» **What to work on**
Skip the pictures. Repeat everything else in the records word for word.

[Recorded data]
--- Start ---

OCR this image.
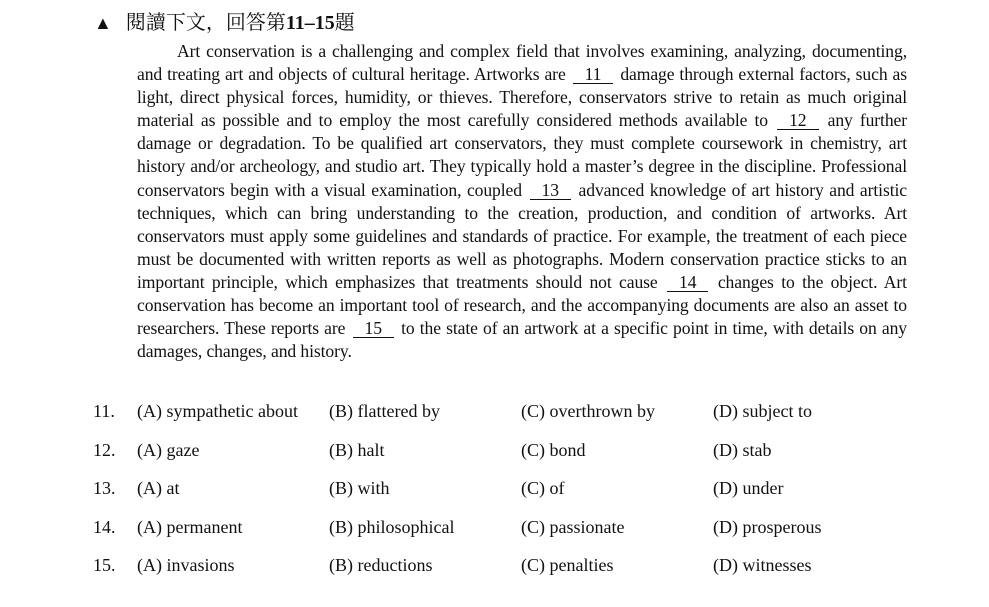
▲ 閱讀下文，回答第11–15題
Art conservation is a challenging and complex field that involves examining, analyzing, documenting, and treating art and objects of cultural heritage. Artworks are 11 damage through external factors, such as light, direct physical forces, humidity, or thieves. Therefore, conservators strive to retain as much original material as possible and to employ the most carefully considered methods available to 12 any further damage or degradation. To be qualified art conservators, they must complete coursework in chemistry, art history and/or archeology, and studio art. They typically hold a master’s degree in the discipline. Professional conservators begin with a visual examination, coupled 13 advanced knowledge of art history and artistic techniques, which can bring understanding to the creation, production, and condition of artworks. Art conservators must apply some guidelines and standards of practice. For example, the treatment of each piece must be documented with written reports as well as photographs. Modern conservation practice sticks to an important principle, which emphasizes that treatments should not cause 14 changes to the object. Art conservation has become an important tool of research, and the accompanying documents are also an asset to researchers. These reports are 15 to the state of an artwork at a specific point in time, with details on any damages, changes, and history.
11.	(A) sympathetic about (B) flattered by	(C) overthrown by	(D) subject to
12.	(A) gaze	(B) halt	(C) bond	(D) stab
13.	(A) at	(B) with	(C) of	(D) under
14.	(A) permanent	(B) philosophical	(C) passionate	(D) prosperous
15.	(A) invasions	(B) reductions	(C) penalties	(D) witnesses
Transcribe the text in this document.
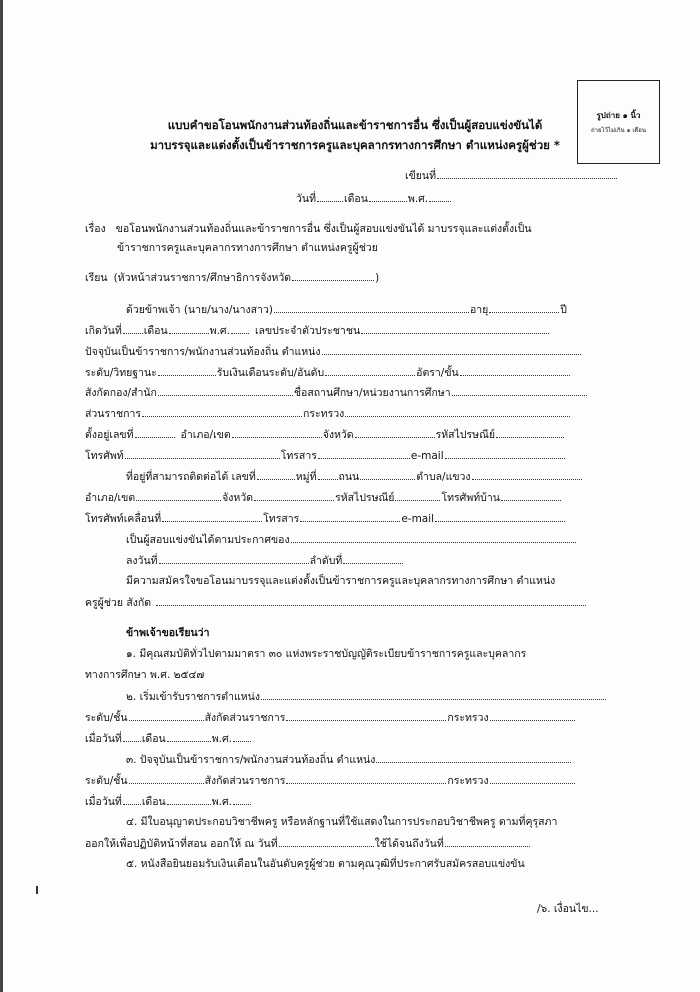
รูปถ่าย ๑ นิ้ว
ถ่ายไว้ไม่เกิน ๑ เดือน
แบบคำขอโอนพนักงานส่วนท้องถิ่นและข้าราชการอื่น ซึ่งเป็นผู้สอบแข่งขันได้
มาบรรจุและแต่งตั้งเป็นข้าราชการครูและบุคลากรทางการศึกษา ตำแหน่งครูผู้ช่วย *
เขียนที่
วันที่	เดือน	พ.ศ.
เรื่อง ขอโอนพนักงานส่วนท้องถิ่นและข้าราชการอื่น ซึ่งเป็นผู้สอบแข่งขันได้ มาบรรจุและแต่งตั้งเป็น
ข้าราชการครูและบุคลากรทางการศึกษา ตำแหน่งครูผู้ช่วย
เรียน (หัวหน้าส่วนราชการ/ศึกษาธิการจังหวัด	)
ด้วยข้าพเจ้า (นาย/นาง/นางสาว)	อายุ	ปี
เกิดวันที่ เดือน	พ.ศ. เลขประจำตัวประชาชน
ปัจจุบันเป็นข้าราชการ/พนักงานส่วนท้องถิ่น ตำแหน่ง
ระดับ/วิทยฐานะ	รับเงินเดือนระดับ/อันดับ	อัตรา/ขั้น
สังกัดกอง/สำนัก	ชื่อสถานศึกษา/หน่วยงานการศึกษา
ส่วนราชการ	กระทรวง
ตั้งอยู่เลขที่	อำเภอ/เขต	จังหวัด	รหัสไปรษณีย์
โทรศัพท์	โทรสาร	e-mail
ที่อยู่ที่สามารถติดต่อได้ เลขที่	หมู่ที่ ถนน	ตำบล/แขวง
อำเภอ/เขต	จังหวัด	รหัสไปรษณีย์	โทรศัพท์บ้าน
โทรศัพท์เคลื่อนที่	โทรสาร	e-mail
เป็นผู้สอบแข่งขันได้ตามประกาศของ
ลงวันที่	ลำดับที่
มีความสมัครใจขอโอนมาบรรจุและแต่งตั้งเป็นข้าราชการครูและบุคลากรทางการศึกษา ตำแหน่ง
ครูผู้ช่วย สังกัด
ข้าพเจ้าขอเรียนว่า
๑. มีคุณสมบัติทั่วไปตามมาตรา ๓๐ แห่งพระราชบัญญัติระเบียบข้าราชการครูและบุคลากร
ทางการศึกษา พ.ศ. ๒๕๔๗
๒. เริ่มเข้ารับราชการตำแหน่ง
ระดับ/ชั้น	สังกัดส่วนราชการ	กระทรวง
เมื่อวันที่ เดือน	พ.ศ.
๓. ปัจจุบันเป็นข้าราชการ/พนักงานส่วนท้องถิ่น ตำแหน่ง
ระดับ/ชั้น	สังกัดส่วนราชการ	กระทรวง
เมื่อวันที่ เดือน	พ.ศ.
๔. มีใบอนุญาตประกอบวิชาชีพครู หรือหลักฐานที่ใช้แสดงในการประกอบวิชาชีพครู ตามที่คุรุสภา
ออกให้เพื่อปฏิบัติหน้าที่สอน ออกให้ ณ วันที่	ใช้ได้จนถึงวันที่
๕. หนังสือยินยอมรับเงินเดือนในอันดับครูผู้ช่วย ตามคุณวุฒิที่ประกาศรับสมัครสอบแข่งขัน
/๖. เงื่อนไข...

--- End ---

» **Result of this task**
OCR this image.
▲ 閱讀下文，回答第11–15題
Art conservation is a challenging and complex field that involves examining, analyzing, documenting, and treating art and objects of cultural heritage. Artworks are 11 damage through external factors, such as light, direct physical forces, humidity, or thieves. Therefore, conservators strive to retain as much original material as possible and to employ the most carefully considered methods available to 12 any further damage or degradation. To be qualified art conservators, they must complete coursework in chemistry, art history and/or archeology, and studio art. They typically hold a master’s degree in the discipline. Professional conservators begin with a visual examination, coupled 13 advanced knowledge of art history and artistic techniques, which can bring understanding to the creation, production, and condition of artworks. Art conservators must apply some guidelines and standards of practice. For example, the treatment of each piece must be documented with written reports as well as photographs. Modern conservation practice sticks to an important principle, which emphasizes that treatments should not cause 14 changes to the object. Art conservation has become an important tool of research, and the accompanying documents are also an asset to researchers. These reports are 15 to the state of an artwork at a specific point in time, with details on any damages, changes, and history.
11.	(A) sympathetic about (B) flattered by	(C) overthrown by	(D) subject to
12.	(A) gaze	(B) halt	(C) bond	(D) stab
13.	(A) at	(B) with	(C) of	(D) under
14.	(A) permanent	(B) philosophical	(C) passionate	(D) prosperous
15.	(A) invasions	(B) reductions	(C) penalties	(D) witnesses
Transcribe the text in this document.
รูปถ่าย ๑ นิ้ว
ถ่ายไว้ไม่เกิน ๑ เดือน
แบบคำขอโอนพนักงานส่วนท้องถิ่นและข้าราชการอื่น ซึ่งเป็นผู้สอบแข่งขันได้
มาบรรจุและแต่งตั้งเป็นข้าราชการครูและบุคลากรทางการศึกษา ตำแหน่งครูผู้ช่วย *
เขียนที่
วันที่	เดือน	พ.ศ.
เรื่อง ขอโอนพนักงานส่วนท้องถิ่นและข้าราชการอื่น ซึ่งเป็นผู้สอบแข่งขันได้ มาบรรจุและแต่งตั้งเป็น
ข้าราชการครูและบุคลากรทางการศึกษา ตำแหน่งครูผู้ช่วย
เรียน (หัวหน้าส่วนราชการ/ศึกษาธิการจังหวัด	)
ด้วยข้าพเจ้า (นาย/นาง/นางสาว)	อายุ	ปี
เกิดวันที่ เดือน	พ.ศ. เลขประจำตัวประชาชน
ปัจจุบันเป็นข้าราชการ/พนักงานส่วนท้องถิ่น ตำแหน่ง
ระดับ/วิทยฐานะ	รับเงินเดือนระดับ/อันดับ	อัตรา/ขั้น
สังกัดกอง/สำนัก	ชื่อสถานศึกษา/หน่วยงานการศึกษา
ส่วนราชการ	กระทรวง
ตั้งอยู่เลขที่	อำเภอ/เขต	จังหวัด	รหัสไปรษณีย์
โทรศัพท์	โทรสาร	e-mail
ที่อยู่ที่สามารถติดต่อได้ เลขที่	หมู่ที่ ถนน	ตำบล/แขวง
อำเภอ/เขต	จังหวัด	รหัสไปรษณีย์	โทรศัพท์บ้าน
โทรศัพท์เคลื่อนที่	โทรสาร	e-mail
เป็นผู้สอบแข่งขันได้ตามประกาศของ
ลงวันที่	ลำดับที่
มีความสมัครใจขอโอนมาบรรจุและแต่งตั้งเป็นข้าราชการครูและบุคลากรทางการศึกษา ตำแหน่ง
ครูผู้ช่วย สังกัด
ข้าพเจ้าขอเรียนว่า
๑. มีคุณสมบัติทั่วไปตามมาตรา ๓๐ แห่งพระราชบัญญัติระเบียบข้าราชการครูและบุคลากร
ทางการศึกษา พ.ศ. ๒๕๔๗
๒. เริ่มเข้ารับราชการตำแหน่ง
ระดับ/ชั้น	สังกัดส่วนราชการ	กระทรวง
เมื่อวันที่ เดือน	พ.ศ.
๓. ปัจจุบันเป็นข้าราชการ/พนักงานส่วนท้องถิ่น ตำแหน่ง
ระดับ/ชั้น	สังกัดส่วนราชการ	กระทรวง
เมื่อวันที่ เดือน	พ.ศ.
๔. มีใบอนุญาตประกอบวิชาชีพครู หรือหลักฐานที่ใช้แสดงในการประกอบวิชาชีพครู ตามที่คุรุสภา
ออกให้เพื่อปฏิบัติหน้าที่สอน ออกให้ ณ วันที่	ใช้ได้จนถึงวันที่
๕. หนังสือยินยอมรับเงินเดือนในอันดับครูผู้ช่วย ตามคุณวุฒิที่ประกาศรับสมัครสอบแข่งขัน
/๖. เงื่อนไข...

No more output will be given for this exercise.